- Activities
(a) Answer these questions from the article on electronic waste exports:
(i) When did the EPA's CRT rules take effect?
(ii) How many U.S. companies did the GAO find willing to export broken CRTs?
(iii) How many countries have signed the 1989 agreement on notifying developing nations of incoming hazardous waste shipments?
(b) Return the passage of the article on electronic waste exports from "A scathing federal" up to and including "and environmental problems.", copied word for word.

- Reading text
A scathing federal report issued Sept. 17 slammed the Environmental Protection Agency for failing to enforce U.S. laws for exporting electronic waste. According to the Government Accountability Office, a "substantial quantity" of U.S. discarded electronics is shipped to developing countries where unsafe recycling practices can cause health and environmental problems.
Although 170 countries have signed an agreement to notify developing nations of incoming hazardous waste shipments, the United States is the only industrialized nation not to sign the 1989 agreement. Under U.S. law, products such as televisions and computer monitors containing CRTs (cathode ray tubes)-which contain harmful levels of copper and lead-are the only e-waste under EPA regulation. U.S. exporters must obtain EPA consent before exporting the products.
The EPA's CRT rules took effect in January 2007.
"EPA officials acknowledged compliance problems with its CRT rule but said that given the rule's relative newness, their focus was on educating the regulated community," the GAO report states. "This reasoning appears misplaced, however, given GAO's observation of exporters willing to engage in apparent violations of the CRT rule, including some who are aware of the rule."
The report adds, "[The] EPA has done little to ascertain the extent of noncompliance, and EPA officials said they have neither plans nor a timetable to develop an enforcement program."
To find the extent of EPA enforcement, the GAO posed as foreign buyers of broken CRTs in Hong Kong, India, Pakistan and other countries. The GAO found 43 U.S. companies willing to export these items. "Some of the companies, including ones that publicly tout their exemplary environmental practices, were willing to export CRTs in apparent violation of the CRT rule," the report states.
The EPA responded to the GAO report in a letter, contending, "We are not convinced that developing a regulatory scheme to address these issues is the most appropriate course of action." The EPA said it supports voluntary industry measures.

Collection entries:
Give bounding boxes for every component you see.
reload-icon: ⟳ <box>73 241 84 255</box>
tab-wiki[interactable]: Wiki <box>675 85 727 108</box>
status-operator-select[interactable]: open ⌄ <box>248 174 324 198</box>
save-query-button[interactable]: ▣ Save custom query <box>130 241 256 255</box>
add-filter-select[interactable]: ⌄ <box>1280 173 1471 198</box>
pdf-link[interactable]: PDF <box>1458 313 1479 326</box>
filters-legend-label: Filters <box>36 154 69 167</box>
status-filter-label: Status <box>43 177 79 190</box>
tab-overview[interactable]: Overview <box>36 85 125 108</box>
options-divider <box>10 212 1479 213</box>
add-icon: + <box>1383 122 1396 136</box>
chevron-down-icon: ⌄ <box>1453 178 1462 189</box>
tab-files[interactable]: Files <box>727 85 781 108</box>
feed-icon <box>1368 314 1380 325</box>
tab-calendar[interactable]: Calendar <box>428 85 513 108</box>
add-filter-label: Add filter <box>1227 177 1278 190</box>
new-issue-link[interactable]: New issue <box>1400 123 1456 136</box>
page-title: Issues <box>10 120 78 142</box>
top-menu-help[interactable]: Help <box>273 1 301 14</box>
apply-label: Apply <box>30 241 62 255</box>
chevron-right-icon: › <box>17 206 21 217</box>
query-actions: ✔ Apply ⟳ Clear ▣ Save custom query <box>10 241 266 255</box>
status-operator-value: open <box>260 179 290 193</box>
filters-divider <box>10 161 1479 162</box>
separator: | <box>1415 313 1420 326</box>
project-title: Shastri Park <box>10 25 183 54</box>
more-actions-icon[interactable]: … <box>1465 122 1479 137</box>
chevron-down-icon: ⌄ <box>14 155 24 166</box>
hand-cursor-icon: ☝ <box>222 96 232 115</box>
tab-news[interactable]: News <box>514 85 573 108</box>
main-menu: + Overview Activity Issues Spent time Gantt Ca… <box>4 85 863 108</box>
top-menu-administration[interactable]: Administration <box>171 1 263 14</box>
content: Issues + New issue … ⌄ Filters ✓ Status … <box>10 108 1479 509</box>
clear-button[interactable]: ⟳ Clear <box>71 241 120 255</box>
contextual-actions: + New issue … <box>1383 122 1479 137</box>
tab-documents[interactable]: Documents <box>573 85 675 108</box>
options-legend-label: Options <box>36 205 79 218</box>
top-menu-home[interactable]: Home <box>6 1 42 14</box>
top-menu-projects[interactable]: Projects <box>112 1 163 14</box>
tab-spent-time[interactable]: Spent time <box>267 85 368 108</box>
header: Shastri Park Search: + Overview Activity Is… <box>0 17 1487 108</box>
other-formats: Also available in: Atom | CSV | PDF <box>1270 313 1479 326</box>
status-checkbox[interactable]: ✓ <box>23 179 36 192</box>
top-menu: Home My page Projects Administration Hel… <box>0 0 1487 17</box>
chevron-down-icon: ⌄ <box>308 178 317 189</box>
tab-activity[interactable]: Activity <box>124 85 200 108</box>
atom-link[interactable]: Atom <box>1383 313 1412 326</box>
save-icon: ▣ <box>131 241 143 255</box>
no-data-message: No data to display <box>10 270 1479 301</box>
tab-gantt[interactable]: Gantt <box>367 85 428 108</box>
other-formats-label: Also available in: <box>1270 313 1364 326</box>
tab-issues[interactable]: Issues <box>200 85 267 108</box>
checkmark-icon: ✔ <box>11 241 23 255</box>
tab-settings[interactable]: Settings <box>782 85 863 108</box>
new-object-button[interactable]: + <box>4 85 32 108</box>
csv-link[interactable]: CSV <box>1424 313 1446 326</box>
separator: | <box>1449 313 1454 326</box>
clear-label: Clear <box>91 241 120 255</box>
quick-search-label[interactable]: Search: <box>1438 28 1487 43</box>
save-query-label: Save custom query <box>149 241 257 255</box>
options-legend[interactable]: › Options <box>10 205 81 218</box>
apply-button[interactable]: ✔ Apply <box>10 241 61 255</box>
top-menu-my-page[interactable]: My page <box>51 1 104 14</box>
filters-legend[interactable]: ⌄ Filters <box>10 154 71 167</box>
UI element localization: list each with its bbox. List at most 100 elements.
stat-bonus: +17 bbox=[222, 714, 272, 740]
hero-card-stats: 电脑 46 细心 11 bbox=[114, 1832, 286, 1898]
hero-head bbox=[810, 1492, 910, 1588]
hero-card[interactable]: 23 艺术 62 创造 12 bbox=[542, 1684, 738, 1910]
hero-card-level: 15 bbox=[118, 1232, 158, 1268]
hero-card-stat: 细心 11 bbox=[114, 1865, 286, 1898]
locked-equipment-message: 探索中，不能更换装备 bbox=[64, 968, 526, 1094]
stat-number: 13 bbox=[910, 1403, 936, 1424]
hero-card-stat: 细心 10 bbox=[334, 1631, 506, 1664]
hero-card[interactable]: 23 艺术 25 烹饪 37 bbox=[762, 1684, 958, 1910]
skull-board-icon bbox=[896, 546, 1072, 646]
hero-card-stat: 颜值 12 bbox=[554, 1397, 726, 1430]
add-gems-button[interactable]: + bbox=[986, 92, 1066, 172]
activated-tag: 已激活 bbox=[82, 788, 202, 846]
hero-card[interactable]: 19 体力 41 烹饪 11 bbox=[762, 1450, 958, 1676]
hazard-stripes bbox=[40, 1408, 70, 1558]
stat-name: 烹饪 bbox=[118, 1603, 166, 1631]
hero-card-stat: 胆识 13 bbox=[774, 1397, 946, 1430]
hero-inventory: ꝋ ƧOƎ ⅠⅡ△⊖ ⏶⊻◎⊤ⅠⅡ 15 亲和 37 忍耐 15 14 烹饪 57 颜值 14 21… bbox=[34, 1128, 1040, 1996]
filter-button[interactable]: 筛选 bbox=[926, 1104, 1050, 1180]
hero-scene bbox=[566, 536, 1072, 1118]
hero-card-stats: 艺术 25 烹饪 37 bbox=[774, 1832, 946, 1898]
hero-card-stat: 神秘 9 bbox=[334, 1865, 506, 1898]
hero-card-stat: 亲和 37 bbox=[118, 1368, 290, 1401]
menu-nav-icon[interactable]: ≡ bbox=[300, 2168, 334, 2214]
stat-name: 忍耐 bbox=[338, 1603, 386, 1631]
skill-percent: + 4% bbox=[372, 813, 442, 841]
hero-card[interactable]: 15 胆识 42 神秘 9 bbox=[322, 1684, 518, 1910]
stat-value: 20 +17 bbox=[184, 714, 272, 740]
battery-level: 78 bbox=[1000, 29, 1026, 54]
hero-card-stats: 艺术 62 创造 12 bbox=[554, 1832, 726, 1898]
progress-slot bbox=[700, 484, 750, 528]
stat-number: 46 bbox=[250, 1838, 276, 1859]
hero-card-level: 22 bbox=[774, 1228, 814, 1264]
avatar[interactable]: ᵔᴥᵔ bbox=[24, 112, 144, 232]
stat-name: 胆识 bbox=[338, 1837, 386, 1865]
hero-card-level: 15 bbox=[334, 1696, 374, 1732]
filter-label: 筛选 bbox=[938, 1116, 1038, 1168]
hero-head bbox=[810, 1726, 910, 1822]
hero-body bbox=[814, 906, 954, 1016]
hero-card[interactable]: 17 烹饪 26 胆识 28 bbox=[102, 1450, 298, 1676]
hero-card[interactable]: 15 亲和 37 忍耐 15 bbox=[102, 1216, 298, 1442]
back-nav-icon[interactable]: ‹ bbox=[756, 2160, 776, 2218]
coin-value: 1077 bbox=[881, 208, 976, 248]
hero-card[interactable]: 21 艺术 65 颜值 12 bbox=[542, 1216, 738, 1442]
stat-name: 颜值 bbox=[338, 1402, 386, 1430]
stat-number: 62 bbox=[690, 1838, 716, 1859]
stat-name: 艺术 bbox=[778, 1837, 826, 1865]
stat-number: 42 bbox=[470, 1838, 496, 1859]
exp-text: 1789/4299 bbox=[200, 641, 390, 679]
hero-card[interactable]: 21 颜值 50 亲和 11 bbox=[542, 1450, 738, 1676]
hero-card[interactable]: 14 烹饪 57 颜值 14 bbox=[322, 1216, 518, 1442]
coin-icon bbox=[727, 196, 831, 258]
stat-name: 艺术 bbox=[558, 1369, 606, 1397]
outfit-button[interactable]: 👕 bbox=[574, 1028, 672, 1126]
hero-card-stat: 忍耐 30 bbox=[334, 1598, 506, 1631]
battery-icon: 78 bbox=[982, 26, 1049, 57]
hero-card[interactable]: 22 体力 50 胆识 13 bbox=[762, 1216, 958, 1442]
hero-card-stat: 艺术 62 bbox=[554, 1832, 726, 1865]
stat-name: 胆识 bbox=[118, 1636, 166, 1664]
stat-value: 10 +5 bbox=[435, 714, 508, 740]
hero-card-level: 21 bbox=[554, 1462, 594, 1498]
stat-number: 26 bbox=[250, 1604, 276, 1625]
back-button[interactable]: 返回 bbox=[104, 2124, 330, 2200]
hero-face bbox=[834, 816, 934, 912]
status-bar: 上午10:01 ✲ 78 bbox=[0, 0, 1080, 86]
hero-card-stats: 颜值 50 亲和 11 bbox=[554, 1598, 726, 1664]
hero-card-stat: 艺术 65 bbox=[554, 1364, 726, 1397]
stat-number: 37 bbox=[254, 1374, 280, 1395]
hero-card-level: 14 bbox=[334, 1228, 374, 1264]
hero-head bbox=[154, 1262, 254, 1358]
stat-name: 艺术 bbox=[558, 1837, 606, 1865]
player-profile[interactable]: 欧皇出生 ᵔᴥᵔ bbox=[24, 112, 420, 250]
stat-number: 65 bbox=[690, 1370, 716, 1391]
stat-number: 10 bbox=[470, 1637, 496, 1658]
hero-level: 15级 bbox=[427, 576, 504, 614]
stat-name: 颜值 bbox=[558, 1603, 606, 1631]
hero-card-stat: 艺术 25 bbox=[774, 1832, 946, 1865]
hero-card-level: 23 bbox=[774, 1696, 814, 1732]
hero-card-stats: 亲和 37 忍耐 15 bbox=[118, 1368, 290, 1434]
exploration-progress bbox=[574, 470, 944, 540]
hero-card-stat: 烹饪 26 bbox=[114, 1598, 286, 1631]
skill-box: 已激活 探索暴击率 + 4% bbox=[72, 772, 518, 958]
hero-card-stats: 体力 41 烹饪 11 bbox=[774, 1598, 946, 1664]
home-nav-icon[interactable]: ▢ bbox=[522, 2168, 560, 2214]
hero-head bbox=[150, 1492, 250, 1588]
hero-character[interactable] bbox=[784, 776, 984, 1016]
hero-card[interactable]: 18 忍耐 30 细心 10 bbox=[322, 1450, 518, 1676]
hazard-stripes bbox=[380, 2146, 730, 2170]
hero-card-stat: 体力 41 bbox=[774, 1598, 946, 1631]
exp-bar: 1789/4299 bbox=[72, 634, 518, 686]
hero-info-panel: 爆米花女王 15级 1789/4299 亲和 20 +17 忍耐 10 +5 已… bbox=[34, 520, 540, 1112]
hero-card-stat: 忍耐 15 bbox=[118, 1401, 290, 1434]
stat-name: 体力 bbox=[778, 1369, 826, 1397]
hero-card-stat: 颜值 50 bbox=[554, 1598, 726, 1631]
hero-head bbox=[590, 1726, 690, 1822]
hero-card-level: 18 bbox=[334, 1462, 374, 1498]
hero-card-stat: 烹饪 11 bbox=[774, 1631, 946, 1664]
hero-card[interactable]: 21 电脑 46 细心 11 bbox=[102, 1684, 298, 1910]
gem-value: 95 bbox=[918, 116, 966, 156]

- Answers per task
(a)
(i) January 2007
(ii) 43
(iii) 170

(b)
A scathing federal report issued Sept. 17 slammed the Environmental Protection Agency for failing to enforce U.S. laws for exporting electronic waste. According to the Government Accountability Office, a "substantial quantity" of U.S. discarded electronics is shipped to developing countries where unsafe recycling practices can cause health and environmental problems.